Analytics » Upload Tool » Uploading Data from NoSQL Databases
If you have any applications that stores data in NoSQL databases like MongoDB, Cassandra, Apache Hadoop Hive, Cloudera Hadoop and Hortonworks Hadoop, then you can use Upload Tool to pull data from your databases and upload the same into Virtutem Analytics.
In this section, we will discuss about how to upload data from your local databases into Virtutem Analytics . You can also read about how to configure the Upload tool to periodically upload/synchronize the data from your databases into Virtutem Analytics .
Virtutem Analytics Upload Tool can be downloaded from this page .
You learn more on installing the upload tool and configuring the common parameters (like proxy settings etc., ) for the tool at this page.
You could also upload data from your Local NoSQL databases like MongoDB, Cassandra etc., using the Upload tool. To do this, you need to download and install the Upload tool in your local network and set the proxy setting (if your network has a proxy server setup). Ensure that the Upload tool can connect to your database from the machine in which its installed.
The following table consists of the default setting for connecting MongoDB.
Database | DBTYPE | Port (default) |
Mongodb | mongodb | 27017 |
The example in the following screenshot illustrates the connection settings for MongoDB.

• PROBLEM SET
(1) Transcribe the NoSQL upload page word for word, everything from "Virtutem Analytics Upload" down to "at this page.".
(2) Using the NoSQL upload page, decide whether each statement holds, answering yes or no and quoting the words that settle it: (a) To upload from local NoSQL databases, the Upload tool has to be installed in the local network. (b) The proxy setting must be configured in every case. (c) The default port given for MongoDB is 27017.

• DATASET EXTRACT
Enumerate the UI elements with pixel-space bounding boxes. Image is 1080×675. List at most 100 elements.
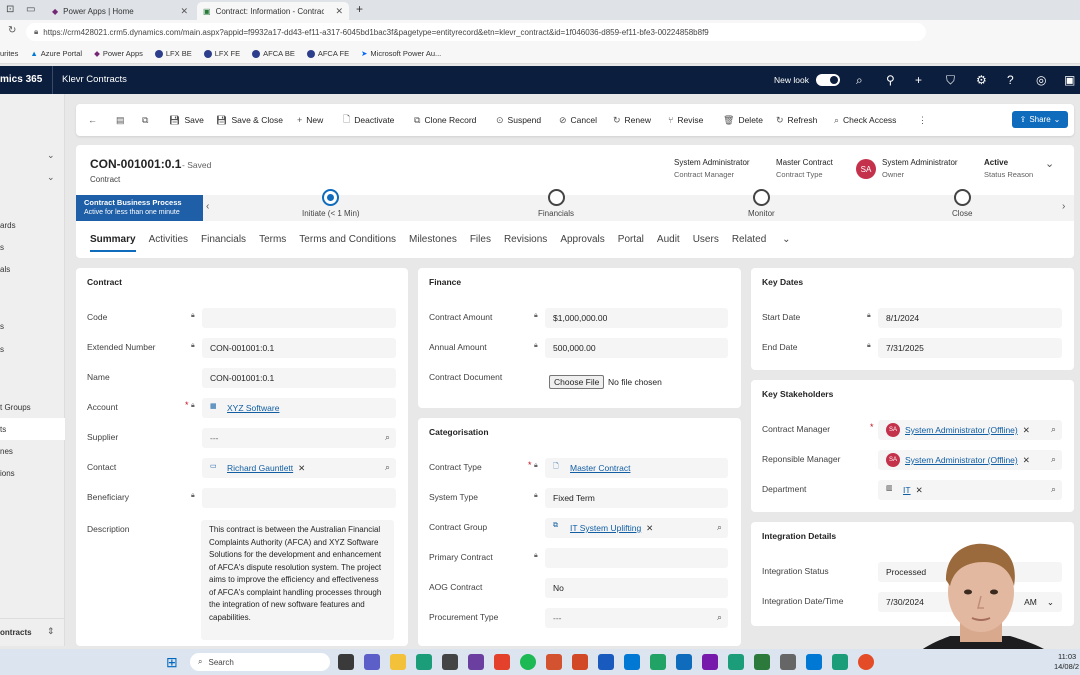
* * *
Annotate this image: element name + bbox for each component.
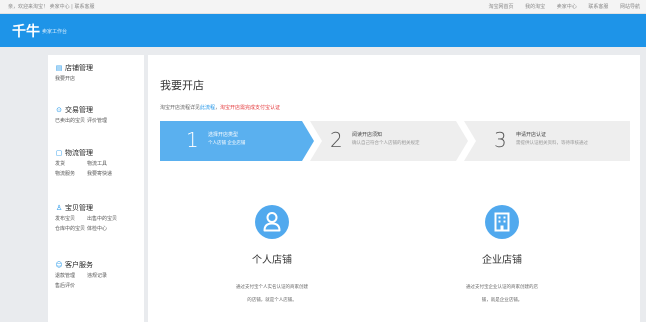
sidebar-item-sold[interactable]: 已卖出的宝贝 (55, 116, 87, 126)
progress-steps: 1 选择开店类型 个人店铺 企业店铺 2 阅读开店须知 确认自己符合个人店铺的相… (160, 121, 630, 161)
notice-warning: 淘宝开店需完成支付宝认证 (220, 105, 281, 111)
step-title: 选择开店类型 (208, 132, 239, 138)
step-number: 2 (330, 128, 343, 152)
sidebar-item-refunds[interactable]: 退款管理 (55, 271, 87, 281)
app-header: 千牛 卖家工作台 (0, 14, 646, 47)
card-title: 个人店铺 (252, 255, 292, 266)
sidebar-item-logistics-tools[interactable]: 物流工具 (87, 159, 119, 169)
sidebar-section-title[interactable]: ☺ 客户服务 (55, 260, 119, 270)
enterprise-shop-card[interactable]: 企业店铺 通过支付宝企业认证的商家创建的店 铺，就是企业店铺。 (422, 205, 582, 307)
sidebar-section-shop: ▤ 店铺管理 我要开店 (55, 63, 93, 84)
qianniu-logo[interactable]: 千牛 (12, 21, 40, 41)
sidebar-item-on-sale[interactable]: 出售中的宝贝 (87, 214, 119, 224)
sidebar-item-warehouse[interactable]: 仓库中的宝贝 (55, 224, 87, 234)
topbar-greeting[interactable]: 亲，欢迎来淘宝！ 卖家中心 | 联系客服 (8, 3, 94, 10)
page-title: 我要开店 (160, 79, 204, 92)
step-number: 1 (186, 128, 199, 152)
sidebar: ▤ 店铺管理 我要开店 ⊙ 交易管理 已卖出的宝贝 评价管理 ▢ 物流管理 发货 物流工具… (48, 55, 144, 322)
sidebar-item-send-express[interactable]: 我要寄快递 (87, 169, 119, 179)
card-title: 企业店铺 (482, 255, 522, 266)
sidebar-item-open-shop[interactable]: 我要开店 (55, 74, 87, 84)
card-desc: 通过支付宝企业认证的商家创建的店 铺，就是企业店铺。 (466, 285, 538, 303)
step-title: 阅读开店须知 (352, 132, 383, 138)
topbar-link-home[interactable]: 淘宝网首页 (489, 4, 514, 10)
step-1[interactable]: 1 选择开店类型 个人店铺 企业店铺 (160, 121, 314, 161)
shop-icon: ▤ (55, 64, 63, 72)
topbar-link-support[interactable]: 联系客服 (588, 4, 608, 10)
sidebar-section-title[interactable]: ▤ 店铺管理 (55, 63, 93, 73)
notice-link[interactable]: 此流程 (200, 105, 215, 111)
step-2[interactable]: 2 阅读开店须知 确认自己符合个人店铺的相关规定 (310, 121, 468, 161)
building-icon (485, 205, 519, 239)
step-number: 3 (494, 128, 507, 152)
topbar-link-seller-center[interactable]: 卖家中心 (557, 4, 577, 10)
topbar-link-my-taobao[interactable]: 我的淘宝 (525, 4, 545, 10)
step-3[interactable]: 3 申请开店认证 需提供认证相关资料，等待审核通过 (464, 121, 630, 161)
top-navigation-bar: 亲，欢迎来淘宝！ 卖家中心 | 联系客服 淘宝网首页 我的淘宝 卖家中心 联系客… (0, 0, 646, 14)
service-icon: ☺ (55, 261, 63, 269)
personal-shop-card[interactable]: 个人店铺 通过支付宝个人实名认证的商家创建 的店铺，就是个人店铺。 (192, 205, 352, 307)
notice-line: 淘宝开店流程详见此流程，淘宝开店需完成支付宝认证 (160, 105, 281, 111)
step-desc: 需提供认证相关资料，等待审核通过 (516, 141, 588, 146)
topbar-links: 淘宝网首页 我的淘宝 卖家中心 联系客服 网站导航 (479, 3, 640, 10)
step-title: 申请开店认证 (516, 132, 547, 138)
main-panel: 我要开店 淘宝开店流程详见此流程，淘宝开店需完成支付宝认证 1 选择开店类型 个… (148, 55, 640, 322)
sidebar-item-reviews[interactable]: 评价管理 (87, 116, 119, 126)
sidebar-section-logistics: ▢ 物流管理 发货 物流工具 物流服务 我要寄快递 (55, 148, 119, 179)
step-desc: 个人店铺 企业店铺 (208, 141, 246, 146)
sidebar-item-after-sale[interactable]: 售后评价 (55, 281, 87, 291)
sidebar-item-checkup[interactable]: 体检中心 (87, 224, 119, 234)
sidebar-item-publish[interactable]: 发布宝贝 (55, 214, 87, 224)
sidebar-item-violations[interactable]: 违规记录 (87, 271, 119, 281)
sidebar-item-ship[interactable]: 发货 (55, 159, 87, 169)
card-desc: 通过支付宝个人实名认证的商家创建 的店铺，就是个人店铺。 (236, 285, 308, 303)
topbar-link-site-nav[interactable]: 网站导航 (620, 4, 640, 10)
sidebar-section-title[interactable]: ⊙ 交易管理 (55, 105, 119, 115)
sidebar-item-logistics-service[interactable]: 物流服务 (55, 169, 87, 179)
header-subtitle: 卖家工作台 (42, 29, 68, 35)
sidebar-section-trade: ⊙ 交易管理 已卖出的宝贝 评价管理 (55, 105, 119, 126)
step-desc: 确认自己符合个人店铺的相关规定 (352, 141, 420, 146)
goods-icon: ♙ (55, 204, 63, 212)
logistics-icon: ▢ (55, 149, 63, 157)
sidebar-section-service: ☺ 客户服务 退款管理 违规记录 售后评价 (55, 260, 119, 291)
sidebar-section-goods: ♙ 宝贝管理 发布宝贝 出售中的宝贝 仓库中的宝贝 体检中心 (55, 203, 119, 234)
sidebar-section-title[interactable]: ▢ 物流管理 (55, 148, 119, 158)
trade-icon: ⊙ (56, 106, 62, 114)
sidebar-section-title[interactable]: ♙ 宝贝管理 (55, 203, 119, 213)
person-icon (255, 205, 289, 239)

• EXERCISE RESPONSES
(1)
Virtutem Analytics Upload Tool can be downloaded from this page .
You learn more on installing the upload tool and configuring the common parameters (like proxy settings etc., ) for the tool at this page.

(2)
(a) Yes: "you need to download and install the Upload tool in your local network"
(b) No: "set the proxy setting (if your network has a proxy server setup)"
(c) Yes: "Mongodb | mongodb | 27017"